Check each line of the material below for "nRMSE", then copy the ones that contain it.

begin EXTRACTED DATA

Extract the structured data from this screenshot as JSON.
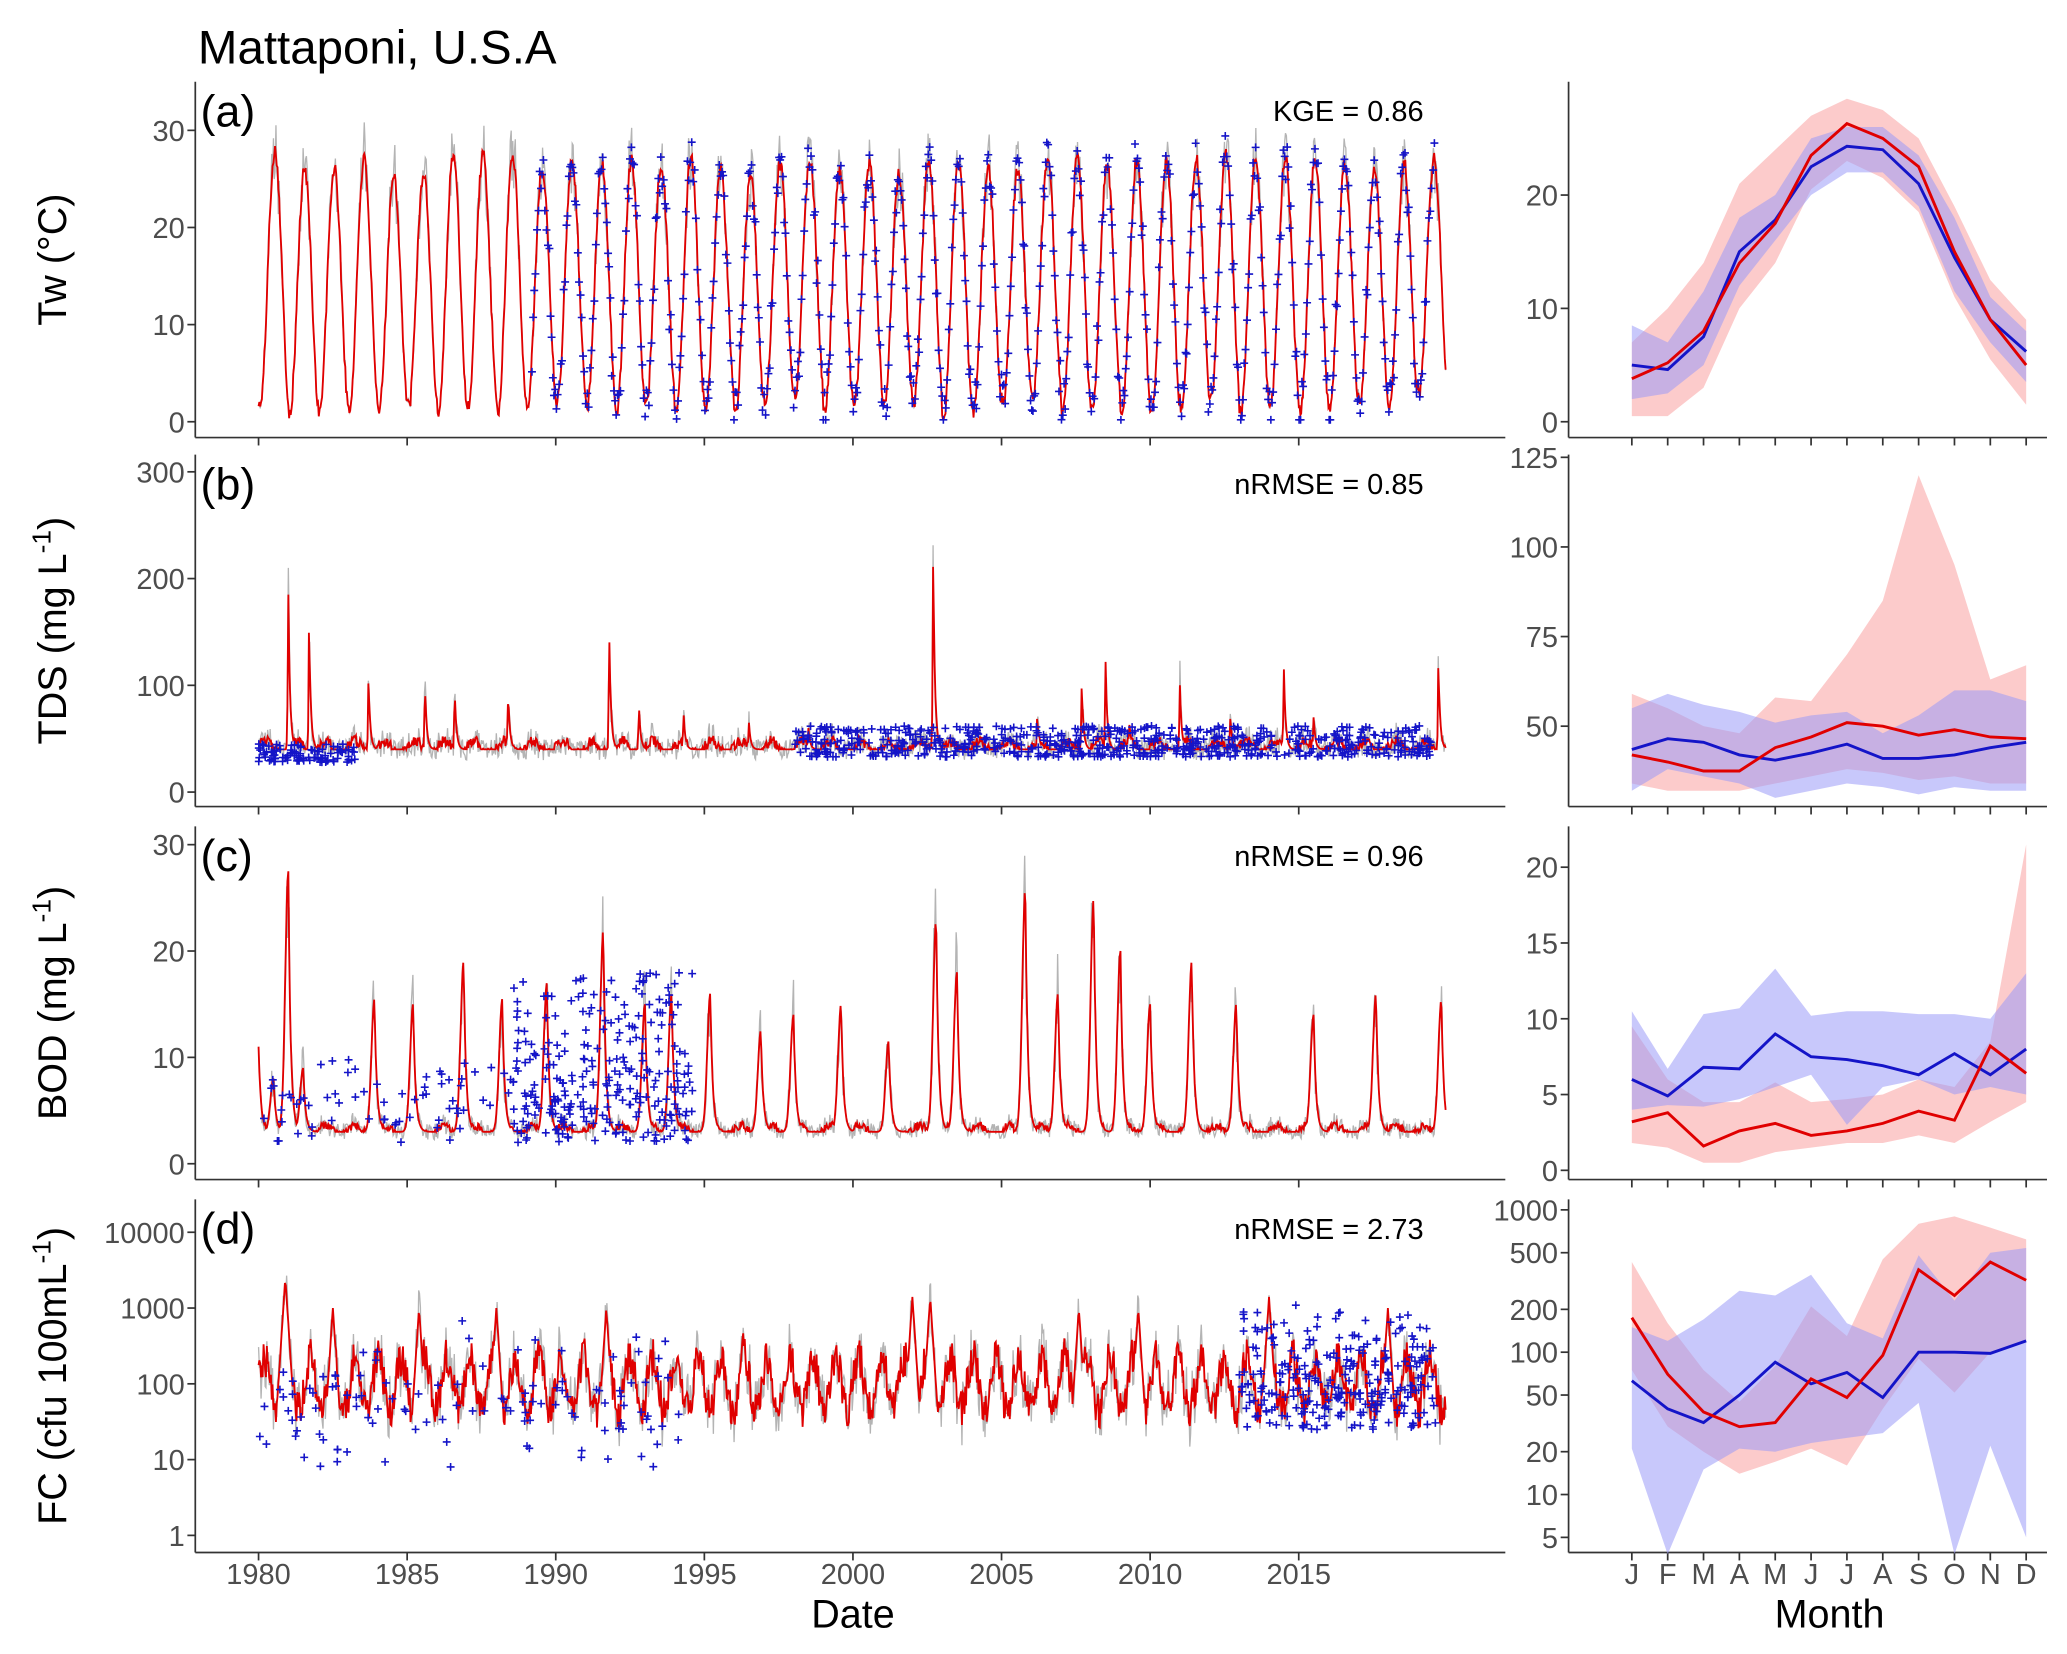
{
  "title": "Mattaponi, U.S.A",
  "colors": {
    "modeled": "#e00000",
    "observed": "#1414c8",
    "ensemble": "#b4b4b4",
    "modeled_band": "#f9a0a0",
    "observed_band": "#9a9af8"
  },
  "chart_data": [
    {
      "type": "line",
      "panel": "(a)",
      "metric": "KGE = 0.86",
      "ylabel": "Tw (°C)",
      "ylabel_unit_sup": "",
      "xlabel": "Date",
      "xlim": [
        1978,
        2021
      ],
      "ylim": [
        0,
        33
      ],
      "yticks": [
        "0",
        "10",
        "20",
        "30"
      ],
      "ytick_values": [
        0,
        10,
        20,
        30
      ],
      "xticks": [
        "1980",
        "1985",
        "1990",
        "1995",
        "2000",
        "2005",
        "2010",
        "2015"
      ],
      "series": {
        "modeled_annual_max": [
          28,
          26,
          26,
          27,
          25.5,
          25.5,
          27.5,
          27.5,
          27.5,
          26,
          27,
          26.5,
          27,
          26.5,
          27.5,
          26,
          25.5,
          26.5,
          27,
          26,
          26.5,
          25.5,
          27,
          27,
          26,
          26,
          27,
          27,
          26.5,
          27,
          27,
          27,
          27.5,
          27,
          27,
          27,
          26.5,
          26,
          26.5,
          27
        ],
        "modeled_annual_min": [
          1.5,
          1,
          1,
          1,
          1,
          1.5,
          1,
          1.5,
          1,
          2,
          2,
          1.5,
          1,
          2,
          1,
          1.5,
          0.8,
          2,
          2.5,
          1,
          2,
          1.5,
          2,
          0.5,
          1,
          2,
          2.5,
          0.8,
          1.5,
          1,
          0.8,
          1.5,
          2.5,
          0.8,
          1.5,
          1,
          1.5,
          2,
          1.5,
          3
        ],
        "observed_period": [
          1989.2,
          2019.6
        ]
      }
    },
    {
      "type": "line",
      "panel": "(b)",
      "metric": "nRMSE = 0.85",
      "ylabel": "TDS (mg L",
      "ylabel_unit_sup": "-1",
      "ylim": [
        0,
        310
      ],
      "yticks": [
        "0",
        "100",
        "200",
        "300"
      ],
      "ytick_values": [
        0,
        100,
        200,
        300
      ],
      "series": {
        "modeled_baseline": 40,
        "modeled_peaks": [
          [
            1981.0,
            185
          ],
          [
            1981.7,
            155
          ],
          [
            1983.7,
            105
          ],
          [
            1985.6,
            100
          ],
          [
            1986.6,
            95
          ],
          [
            1988.4,
            92
          ],
          [
            1991.8,
            150
          ],
          [
            1992.8,
            80
          ],
          [
            1994.3,
            75
          ],
          [
            1996.5,
            65
          ],
          [
            1998.5,
            60
          ],
          [
            2002.7,
            220
          ],
          [
            2006.2,
            70
          ],
          [
            2007.7,
            100
          ],
          [
            2008.5,
            122
          ],
          [
            2009.3,
            65
          ],
          [
            2011.0,
            100
          ],
          [
            2012.7,
            70
          ],
          [
            2014.5,
            115
          ],
          [
            2015.5,
            70
          ],
          [
            2019.7,
            120
          ]
        ],
        "observed_periods": [
          [
            1980.0,
            1983.3,
            28,
            45
          ],
          [
            1998.0,
            2019.5,
            33,
            62
          ]
        ]
      }
    },
    {
      "type": "line",
      "panel": "(c)",
      "metric": "nRMSE = 0.96",
      "ylabel": "BOD (mg L",
      "ylabel_unit_sup": "-1",
      "ylim": [
        0,
        31
      ],
      "yticks": [
        "0",
        "10",
        "20",
        "30"
      ],
      "ytick_values": [
        0,
        10,
        20,
        30
      ],
      "series": {
        "modeled_baseline": 3,
        "modeled_peaks": [
          [
            1980.0,
            11
          ],
          [
            1980.5,
            8
          ],
          [
            1981.0,
            27.5
          ],
          [
            1981.5,
            9
          ],
          [
            1983.9,
            15.5
          ],
          [
            1985.2,
            15
          ],
          [
            1986.9,
            19
          ],
          [
            1988.2,
            15.5
          ],
          [
            1989.7,
            17
          ],
          [
            1991.6,
            22
          ],
          [
            1993.0,
            15
          ],
          [
            1993.9,
            16
          ],
          [
            1995.2,
            16
          ],
          [
            1996.9,
            12.5
          ],
          [
            1998.0,
            14
          ],
          [
            1999.6,
            15
          ],
          [
            2001.2,
            11.5
          ],
          [
            2002.8,
            23
          ],
          [
            2003.5,
            18
          ],
          [
            2005.8,
            26
          ],
          [
            2006.9,
            16
          ],
          [
            2008.1,
            25
          ],
          [
            2009.0,
            20
          ],
          [
            2010.0,
            15
          ],
          [
            2011.4,
            19
          ],
          [
            2012.9,
            15
          ],
          [
            2015.5,
            14
          ],
          [
            2017.6,
            16
          ],
          [
            2019.8,
            15.5
          ]
        ],
        "observed_periods": [
          [
            1980.0,
            1988.5,
            2,
            10
          ],
          [
            1988.5,
            1994.6,
            2,
            18
          ]
        ]
      }
    },
    {
      "type": "line",
      "panel": "(d)",
      "metric": "nRMSE = 2.73",
      "yscale": "log",
      "ylabel": "FC (cfu 100mL",
      "ylabel_unit_sup": "-1",
      "ylim": [
        0.8,
        30000
      ],
      "yticks": [
        "1",
        "10",
        "100",
        "1000",
        "10000"
      ],
      "ytick_values": [
        1,
        10,
        100,
        1000,
        10000
      ],
      "series": {
        "modeled_median": 100,
        "modeled_peaks": [
          [
            1980.9,
            2500
          ],
          [
            1982.5,
            1000
          ],
          [
            1985.4,
            1000
          ],
          [
            1988.0,
            1000
          ],
          [
            1991.7,
            1000
          ],
          [
            1996.3,
            500
          ],
          [
            2002.0,
            1400
          ],
          [
            2002.6,
            1400
          ],
          [
            2007.6,
            1000
          ],
          [
            2009.6,
            1000
          ],
          [
            2014.0,
            1400
          ],
          [
            2018.0,
            1000
          ]
        ],
        "observed_periods": [
          [
            1980.0,
            1994.5,
            8,
            1200
          ],
          [
            2013.0,
            2019.6,
            25,
            1500
          ]
        ]
      }
    }
  ],
  "monthly": {
    "xlabel": "Month",
    "months": [
      "J",
      "F",
      "M",
      "A",
      "M",
      "J",
      "J",
      "A",
      "S",
      "O",
      "N",
      "D"
    ],
    "panels": [
      {
        "yticks": [
          "0",
          "10",
          "20"
        ],
        "ytick_values": [
          0,
          10,
          20
        ],
        "modeled": [
          3.8,
          5.2,
          8,
          14,
          17.5,
          23.5,
          26.3,
          25,
          22.5,
          15,
          9,
          5
        ],
        "observed": [
          5,
          4.6,
          7.5,
          15,
          17.8,
          22.5,
          24.3,
          24,
          21,
          14.5,
          9,
          6.2
        ],
        "modeled_upper": [
          7,
          10,
          14,
          21,
          24,
          27,
          28.5,
          27.5,
          25,
          19,
          12.5,
          9
        ],
        "modeled_lower": [
          0.5,
          0.5,
          3,
          10,
          14,
          20.5,
          23,
          21.5,
          18.5,
          11,
          5.5,
          1.5
        ],
        "observed_upper": [
          8.5,
          7,
          11.5,
          18,
          20,
          25,
          26,
          26,
          23.5,
          18,
          11,
          8
        ],
        "observed_lower": [
          2,
          2.5,
          5,
          12,
          16,
          20,
          22,
          22,
          19,
          11.5,
          7,
          3.5
        ]
      },
      {
        "yticks": [
          "50",
          "75",
          "100",
          "125"
        ],
        "ytick_values": [
          50,
          75,
          100,
          125
        ],
        "modeled": [
          42,
          40,
          37.5,
          37.5,
          44,
          47,
          51,
          50,
          47.5,
          49,
          47,
          46.5
        ],
        "observed": [
          43.5,
          46.5,
          45.5,
          42,
          40.5,
          42.5,
          45,
          41,
          41,
          42,
          44,
          45.5
        ],
        "modeled_upper": [
          59,
          55,
          50,
          48,
          58,
          57,
          70,
          85,
          120,
          95,
          63,
          67
        ],
        "modeled_lower": [
          34,
          32,
          32,
          32,
          34,
          36,
          38,
          37,
          35,
          36,
          34,
          34
        ],
        "observed_upper": [
          55,
          59,
          56,
          54,
          51,
          53,
          54,
          48,
          53,
          60,
          60,
          57
        ],
        "observed_lower": [
          32,
          38,
          36,
          34,
          30,
          32,
          34,
          33,
          31,
          33,
          32,
          32
        ]
      },
      {
        "yticks": [
          "0",
          "5",
          "10",
          "15",
          "20"
        ],
        "ytick_values": [
          0,
          5,
          10,
          15,
          20
        ],
        "modeled": [
          3.2,
          3.8,
          1.6,
          2.6,
          3.1,
          2.3,
          2.6,
          3.1,
          3.9,
          3.3,
          8.2,
          6.4
        ],
        "observed": [
          6,
          4.9,
          6.8,
          6.7,
          9,
          7.5,
          7.3,
          6.9,
          6.3,
          7.7,
          6.3,
          8
        ],
        "modeled_upper": [
          9.5,
          6,
          4.5,
          4.5,
          5.8,
          4.5,
          4.7,
          5,
          6,
          5.5,
          8.5,
          21.5
        ],
        "modeled_lower": [
          1.8,
          1.5,
          0.5,
          0.5,
          1.2,
          1.5,
          1.8,
          1.8,
          2.3,
          1.8,
          3.2,
          4.5
        ],
        "observed_upper": [
          10.5,
          6.7,
          10.3,
          10.7,
          13.3,
          10.2,
          10.5,
          10.5,
          10.3,
          10.3,
          10,
          13
        ],
        "observed_lower": [
          4,
          4.3,
          4.2,
          4.7,
          5.5,
          6.3,
          3,
          5.5,
          6,
          5,
          5.5,
          5
        ]
      },
      {
        "yscale": "log",
        "yticks": [
          "5",
          "10",
          "20",
          "50",
          "100",
          "200",
          "500",
          "1000"
        ],
        "ytick_values": [
          5,
          10,
          20,
          50,
          100,
          200,
          500,
          1000
        ],
        "modeled": [
          175,
          70,
          38,
          30,
          32,
          65,
          48,
          95,
          380,
          250,
          430,
          320
        ],
        "observed": [
          63,
          40,
          32,
          50,
          85,
          60,
          72,
          48,
          100,
          100,
          98,
          120
        ],
        "modeled_upper": [
          430,
          160,
          75,
          45,
          80,
          210,
          130,
          450,
          800,
          900,
          750,
          620
        ],
        "modeled_lower": [
          75,
          30,
          20,
          14,
          17,
          21,
          16,
          40,
          90,
          52,
          100,
          120
        ],
        "observed_upper": [
          150,
          120,
          170,
          270,
          250,
          350,
          160,
          125,
          480,
          230,
          500,
          540
        ],
        "observed_lower": [
          21,
          3.8,
          15,
          21,
          20,
          23,
          25,
          27,
          44,
          3.8,
          22,
          5
        ]
      }
    ]
  }
}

end EXTRACTED DATA

• **RESPONSE**:
      "metric": "nRMSE = 0.85",
      "metric": "nRMSE = 0.96",
      "metric": "nRMSE = 2.73",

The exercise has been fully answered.